What to do → Note how many lines include the word "correre", and give that number by itself.

* * * * * * * * *

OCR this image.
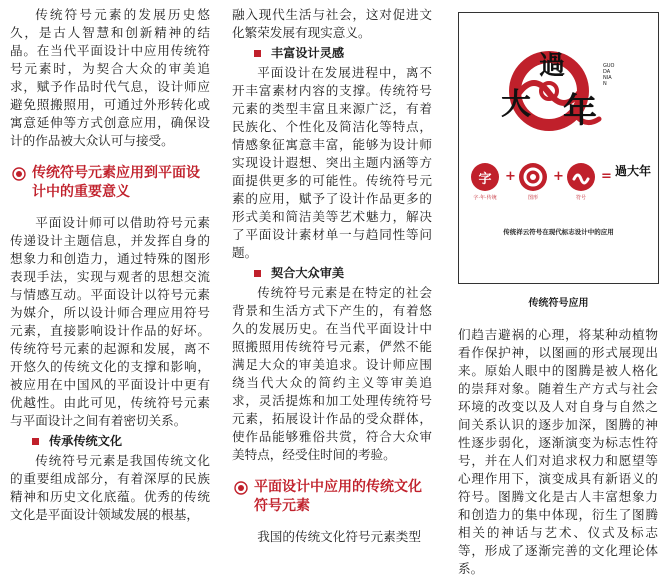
传统符号元素的发展历史悠久，是古人智慧和创新精神的结晶。在当代平面设计中应用传统符号元素时，为契合大众的审美追求，赋予作品时代气息，设计师应避免照搬照用，可通过外形转化或寓意延伸等方式创意应用，确保设计的作品被大众认可与接受。

传统符号元素应用到平面设计中的重要意义

平面设计师可以借助符号元素传递设计主题信息，并发挥自身的想象力和创造力，通过特殊的图形表现手法，实现与观者的思想交流与情感互动。平面设计以符号元素为媒介，所以设计师合理应用符号元素，直接影响设计作品的好坏。传统符号元素的起源和发展，离不开悠久的传统文化的支撑和影响，被应用在中国风的平面设计中更有优越性。由此可见，传统符号元素与平面设计之间有着密切关系。

传承传统文化

传统符号元素是我国传统文化的重要组成部分，有着深厚的民族精神和历史文化底蕴。优秀的传统文化是平面设计领域发展的根基，

融入现代生活与社会，这对促进文化繁荣发展有现实意义。

丰富设计灵感

平面设计在发展进程中，离不开丰富素材内容的支撑。传统符号元素的类型丰富且来源广泛，有着民族化、个性化及简洁化等特点，情感象征寓意丰富，能够为设计师实现设计遐想、突出主题内涵等方面提供更多的可能性。传统符号元素的应用，赋予了设计作品更多的形式美和简洁美等艺术魅力，解决了平面设计素材单一与趋同性等问题。

契合大众审美

传统符号元素是在特定的社会背景和生活方式下产生的，有着悠久的发展历史。在当代平面设计中照搬照用传统符号元素，俨然不能满足大众的审美追求。设计师应围绕当代大众的简约主义等审美追求，灵活提炼和加工处理传统符号元素，拓展设计作品的受众群体，使作品能够雅俗共赏，符合大众审美特点，经受住时间的考验。

平面设计中应用的传统文化符号元素

我国的传统文化符号元素类型

過
大 年
GUO DA NIAN
字
字·年·传统
+
图形
+
符号
= 過大年
传统祥云符号在现代标志设计中的应用
传统符号应用

们趋吉避祸的心理，将某种动植物看作保护神，以图画的形式展现出来。原始人眼中的图腾是被人格化的崇拜对象。随着生产方式与社会环境的改变以及人对自身与自然之间关系认识的逐步加深，图腾的神性逐步弱化，逐渐演变为标志性符号，并在人们对追求权力和愿望等心理作用下，演变成具有新语义的符号。图腾文化是古人丰富想象力和创造力的集中体现，衍生了图腾相关的神话与艺术、仪式及标志等，形成了逐渐完善的文化理论体系。
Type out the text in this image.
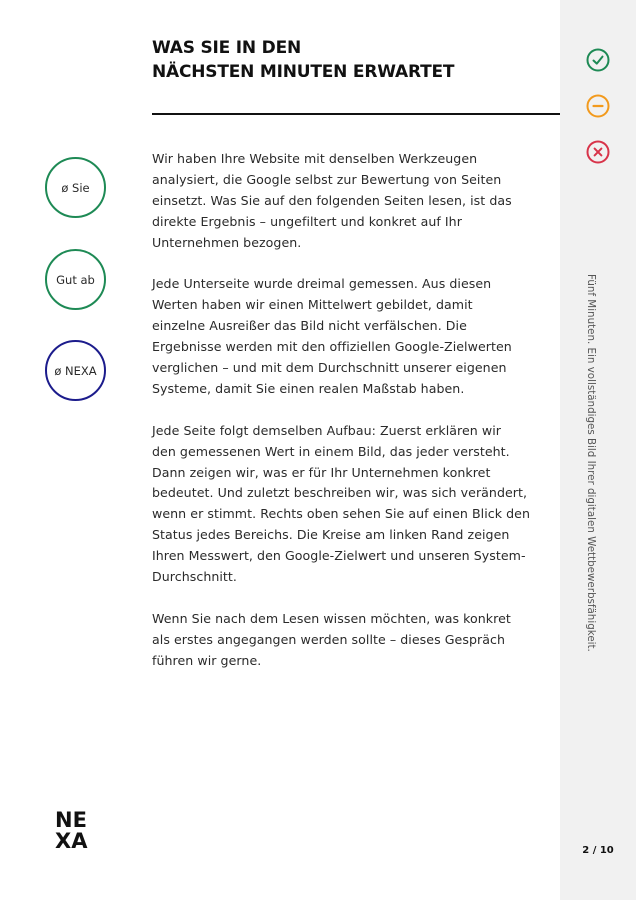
WAS SIE IN DEN
NÄCHSTEN MINUTEN ERWARTET
ø Sie
Gut ab
ø NEXA

Wir haben Ihre Website mit denselben Werkzeugen
analysiert, die Google selbst zur Bewertung von Seiten
einsetzt. Was Sie auf den folgenden Seiten lesen, ist das
direkte Ergebnis – ungefiltert und konkret auf Ihr
Unternehmen bezogen.

Jede Unterseite wurde dreimal gemessen. Aus diesen
Werten haben wir einen Mittelwert gebildet, damit
einzelne Ausreißer das Bild nicht verfälschen. Die
Ergebnisse werden mit den offiziellen Google-Zielwerten
verglichen – und mit dem Durchschnitt unserer eigenen
Systeme, damit Sie einen realen Maßstab haben.

Jede Seite folgt demselben Aufbau: Zuerst erklären wir
den gemessenen Wert in einem Bild, das jeder versteht.
Dann zeigen wir, was er für Ihr Unternehmen konkret
bedeutet. Und zuletzt beschreiben wir, was sich verändert,
wenn er stimmt. Rechts oben sehen Sie auf einen Blick den
Status jedes Bereichs. Die Kreise am linken Rand zeigen
Ihren Messwert, den Google-Zielwert und unseren System-
Durchschnitt.

Wenn Sie nach dem Lesen wissen möchten, was konkret
als erstes angegangen werden sollte – dieses Gespräch
führen wir gerne.

Fünf Minuten. Ein vollständiges Bild Ihrer digitalen Wettbewerbsfähigkeit.
NE
XA	2 / 10
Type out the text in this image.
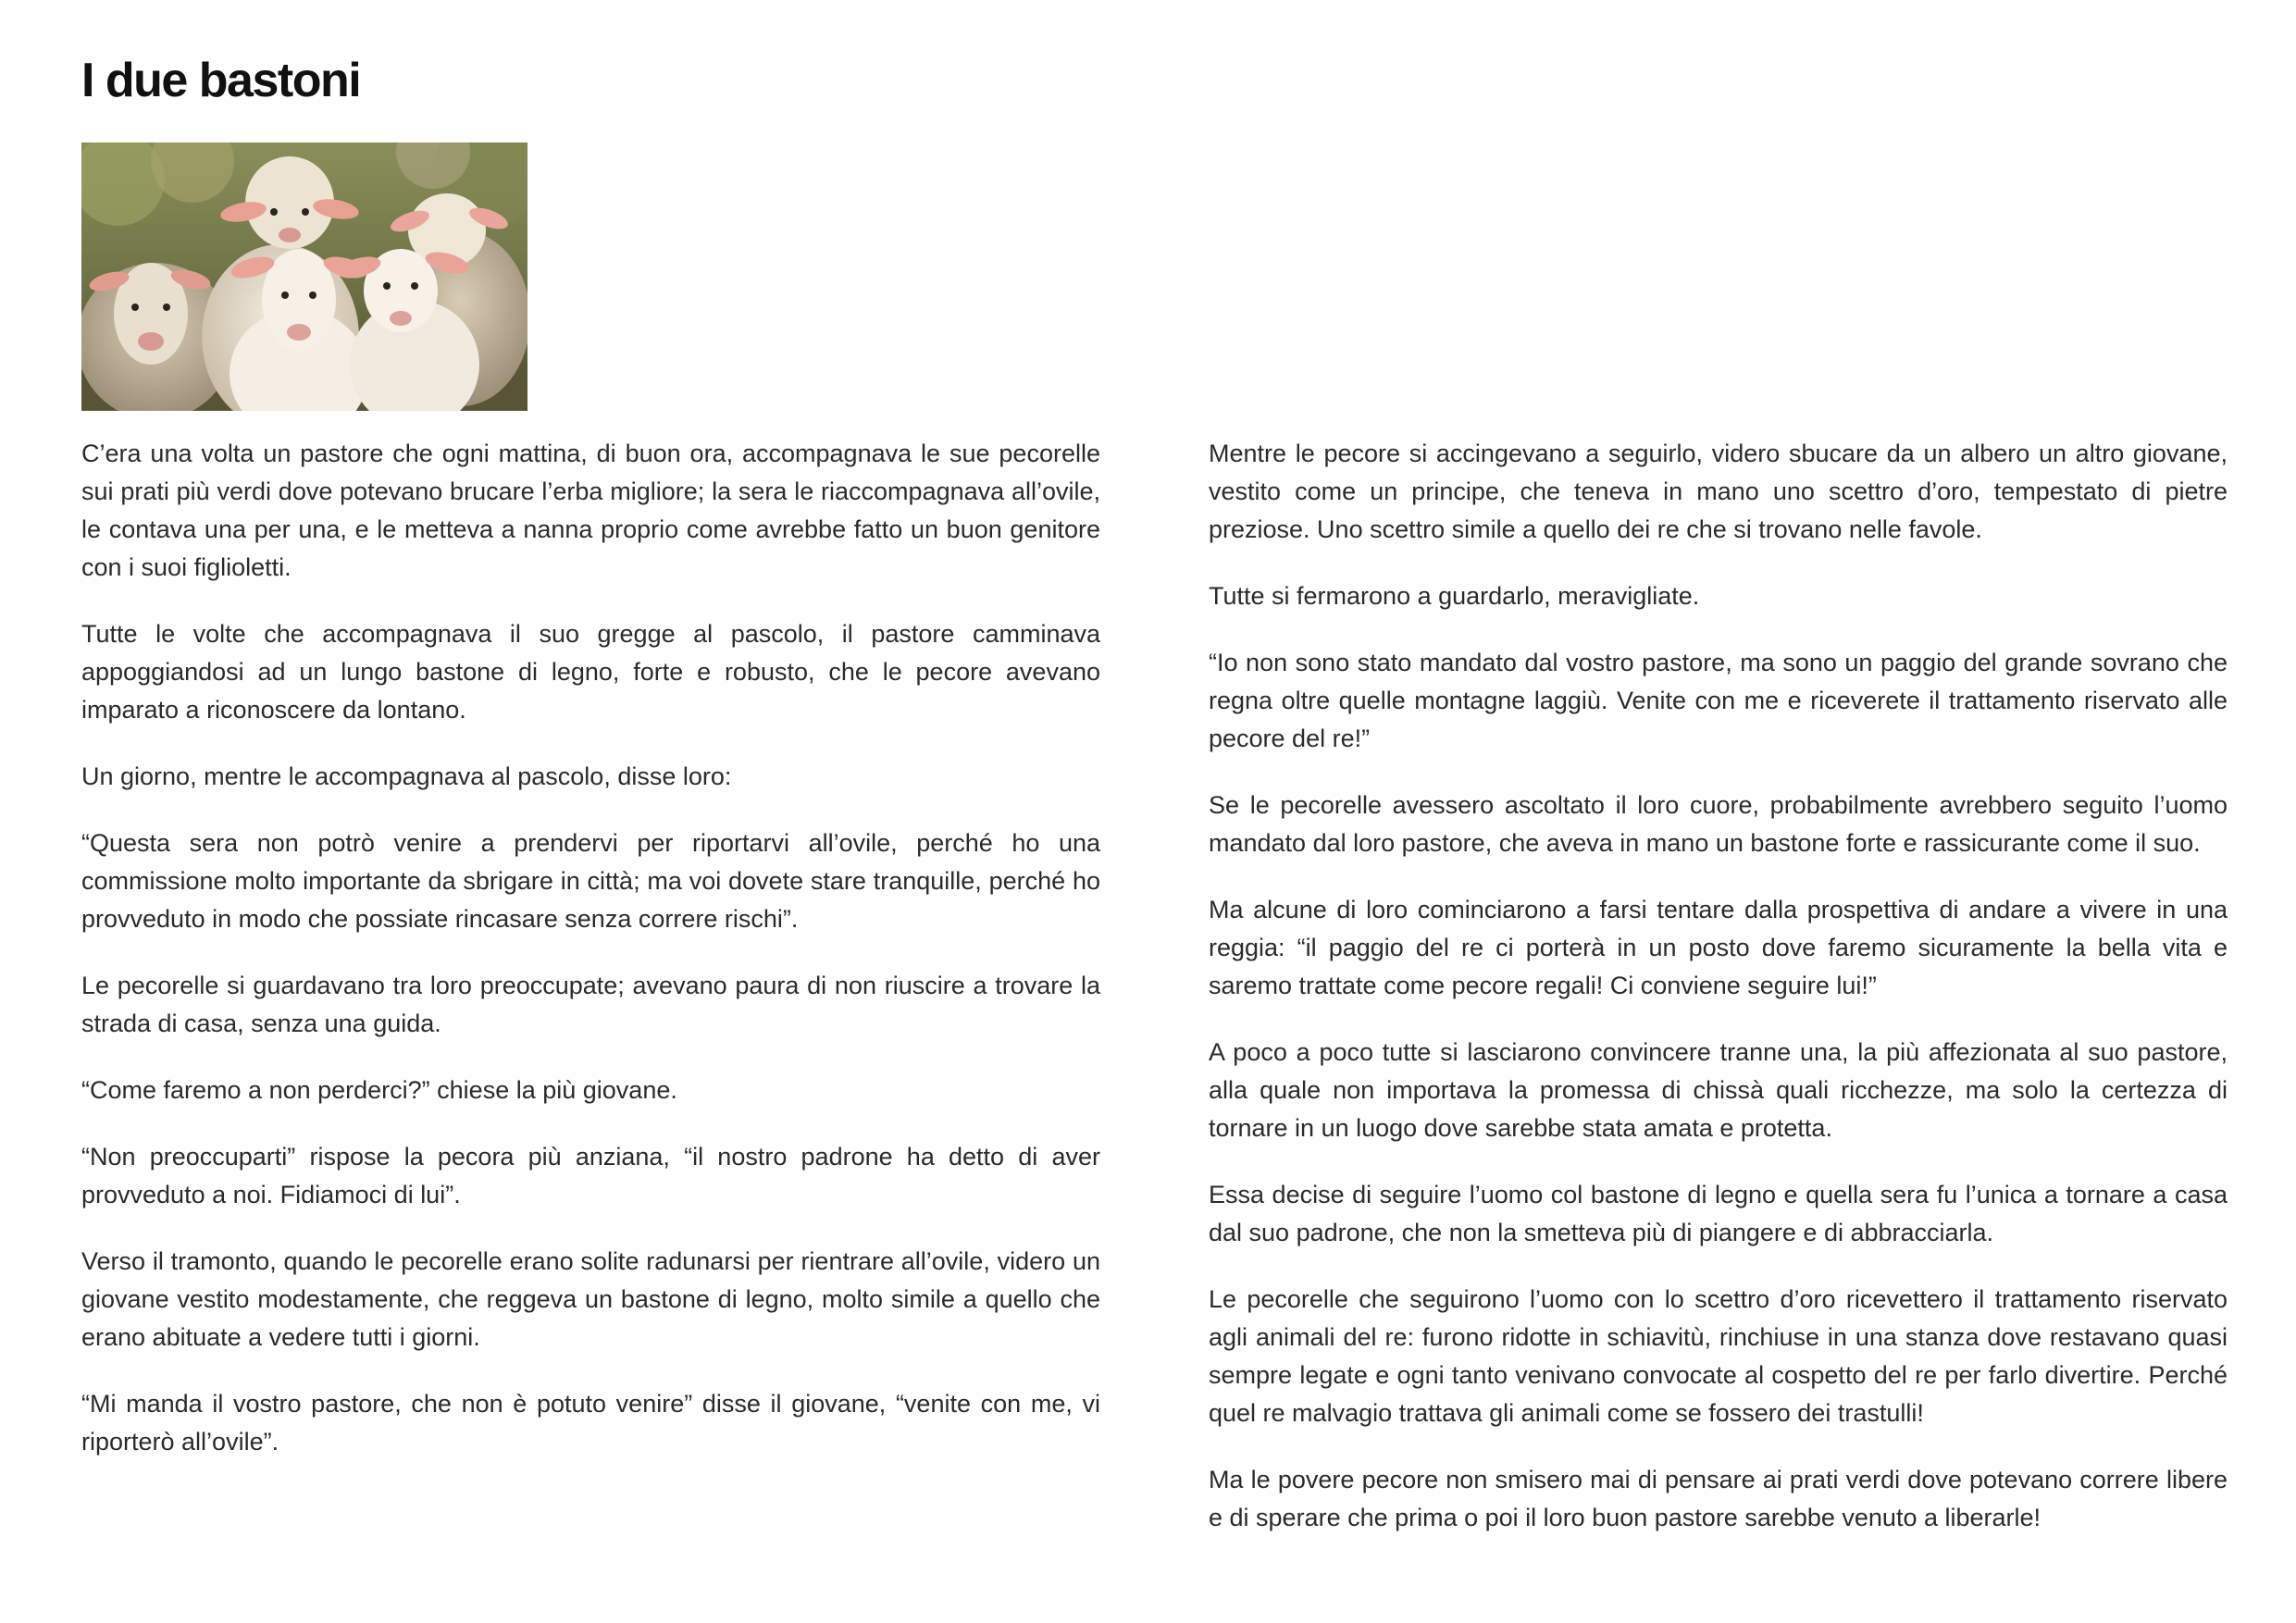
I due bastoni

C’era una volta un pastore che ogni mattina, di buon ora, accompagnava le sue pecorelle sui prati più verdi dove potevano brucare l’erba migliore; la sera le riaccompagnava all’ovile, le contava una per una, e le metteva a nanna proprio come avrebbe fatto un buon genitore con i suoi figlioletti.

Tutte le volte che accompagnava il suo gregge al pascolo, il pastore camminava appoggiandosi ad un lungo bastone di legno, forte e robusto, che le pecore avevano imparato a riconoscere da lontano.

Un giorno, mentre le accompagnava al pascolo, disse loro:

“Questa sera non potrò venire a prendervi per riportarvi all’ovile, perché ho una commissione molto importante da sbrigare in città; ma voi dovete stare tranquille, perché ho provveduto in modo che possiate rincasare senza correre rischi”.

Le pecorelle si guardavano tra loro preoccupate; avevano paura di non riuscire a trovare la strada di casa, senza una guida.

“Come faremo a non perderci?” chiese la più giovane.

“Non preoccuparti” rispose la pecora più anziana, “il nostro padrone ha detto di aver provveduto a noi. Fidiamoci di lui”.

Verso il tramonto, quando le pecorelle erano solite radunarsi per rientrare all’ovile, videro un giovane vestito modestamente, che reggeva un bastone di legno, molto simile a quello che erano abituate a vedere tutti i giorni.

“Mi manda il vostro pastore, che non è potuto venire” disse il giovane, “venite con me, vi riporterò all’ovile”.

Mentre le pecore si accingevano a seguirlo, videro sbucare da un albero un altro giovane, vestito come un principe, che teneva in mano uno scettro d’oro, tempestato di pietre preziose. Uno scettro simile a quello dei re che si trovano nelle favole.

Tutte si fermarono a guardarlo, meravigliate.

“Io non sono stato mandato dal vostro pastore, ma sono un paggio del grande sovrano che regna oltre quelle montagne laggiù. Venite con me e riceverete il trattamento riservato alle pecore del re!”

Se le pecorelle avessero ascoltato il loro cuore, probabilmente avrebbero seguito l’uomo mandato dal loro pastore, che aveva in mano un bastone forte e rassicurante come il suo.

Ma alcune di loro cominciarono a farsi tentare dalla prospettiva di andare a vivere in una reggia: “il paggio del re ci porterà in un posto dove faremo sicuramente la bella vita e saremo trattate come pecore regali! Ci conviene seguire lui!”

A poco a poco tutte si lasciarono convincere tranne una, la più affezionata al suo pastore, alla quale non importava la promessa di chissà quali ricchezze, ma solo la certezza di tornare in un luogo dove sarebbe stata amata e protetta.

Essa decise di seguire l’uomo col bastone di legno e quella sera fu l’unica a tornare a casa dal suo padrone, che non la smetteva più di piangere e di abbracciarla.

Le pecorelle che seguirono l’uomo con lo scettro d’oro ricevettero il trattamento riservato agli animali del re: furono ridotte in schiavitù, rinchiuse in una stanza dove restavano quasi sempre legate e ogni tanto venivano convocate al cospetto del re per farlo divertire. Perché quel re malvagio trattava gli animali come se fossero dei trastulli!

Ma le povere pecore non smisero mai di pensare ai prati verdi dove potevano correre libere e di sperare che prima o poi il loro buon pastore sarebbe venuto a liberarle!
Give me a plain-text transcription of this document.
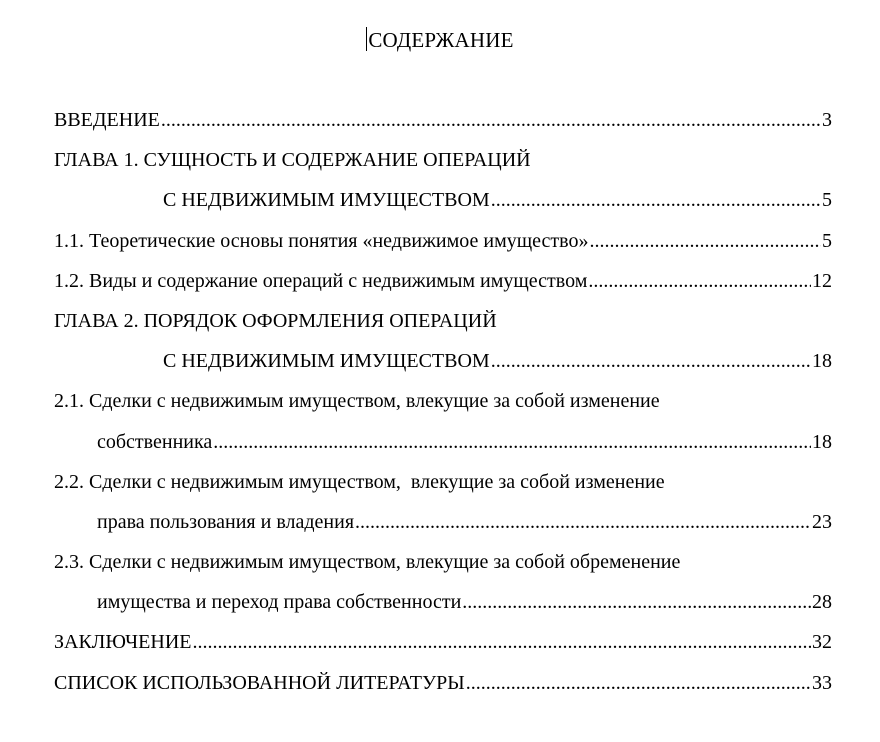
СОДЕРЖАНИЕ
ВВЕДЕНИЕ .....	3
ГЛАВА 1. СУЩНОСТЬ И СОДЕРЖАНИЕ ОПЕРАЦИЙ
С НЕДВИЖИМЫМ ИМУЩЕСТВОМ .....	5
1.1. Теоретические основы понятия «недвижимое имущество» .....	5
1.2. Виды и содержание операций с недвижимым имуществом .....	12
ГЛАВА 2. ПОРЯДОК ОФОРМЛЕНИЯ ОПЕРАЦИЙ
С НЕДВИЖИМЫМ ИМУЩЕСТВОМ .....	18
2.1. Сделки с недвижимым имуществом, влекущие за собой изменение
собственника .....	18
2.2. Сделки с недвижимым имуществом,  влекущие за собой изменение
права пользования и владения .....	23
2.3. Сделки с недвижимым имуществом, влекущие за собой обременение
имущества и переход права собственности .....	28
ЗАКЛЮЧЕНИЕ .....	32
СПИСОК ИСПОЛЬЗОВАННОЙ ЛИТЕРАТУРЫ .....	33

* * * * * * * * *

Result of this exercise → 2